Exercise: Copy down every line of the data below word for word, without changing anything.
===== Stored data =====
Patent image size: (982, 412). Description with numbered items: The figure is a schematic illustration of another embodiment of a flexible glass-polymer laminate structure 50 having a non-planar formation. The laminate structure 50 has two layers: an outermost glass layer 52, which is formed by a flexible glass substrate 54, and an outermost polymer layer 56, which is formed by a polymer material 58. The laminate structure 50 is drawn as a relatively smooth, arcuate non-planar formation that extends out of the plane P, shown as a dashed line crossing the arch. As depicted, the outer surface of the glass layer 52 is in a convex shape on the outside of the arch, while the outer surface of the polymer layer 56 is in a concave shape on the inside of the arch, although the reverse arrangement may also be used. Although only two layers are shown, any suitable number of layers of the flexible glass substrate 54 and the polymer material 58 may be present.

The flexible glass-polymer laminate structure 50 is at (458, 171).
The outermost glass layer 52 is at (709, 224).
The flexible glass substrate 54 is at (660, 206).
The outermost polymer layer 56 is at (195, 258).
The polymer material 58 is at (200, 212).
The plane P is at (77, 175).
=====
Solution:
Patent image size: (982, 412). Description with numbered items: The figure is a schematic illustration of another embodiment of a flexible glass-polymer laminate structure 50 having a non-planar formation. The laminate structure 50 has two layers: an outermost glass layer 52, which is formed by a flexible glass substrate 54, and an outermost polymer layer 56, which is formed by a polymer material 58. The laminate structure 50 is drawn as a relatively smooth, arcuate non-planar formation that extends out of the plane P, shown as a dashed line crossing the arch. As depicted, the outer surface of the glass layer 52 is in a convex shape on the outside of the arch, while the outer surface of the polymer layer 56 is in a concave shape on the inside of the arch, although the reverse arrangement may also be used. Although only two layers are shown, any suitable number of layers of the flexible glass substrate 54 and the polymer material 58 may be present.

The flexible glass-polymer laminate structure 50 is at (458, 171).
The outermost glass layer 52 is at (709, 224).
The flexible glass substrate 54 is at (660, 206).
The outermost polymer layer 56 is at (195, 258).
The polymer material 58 is at (200, 212).
The plane P is at (77, 175).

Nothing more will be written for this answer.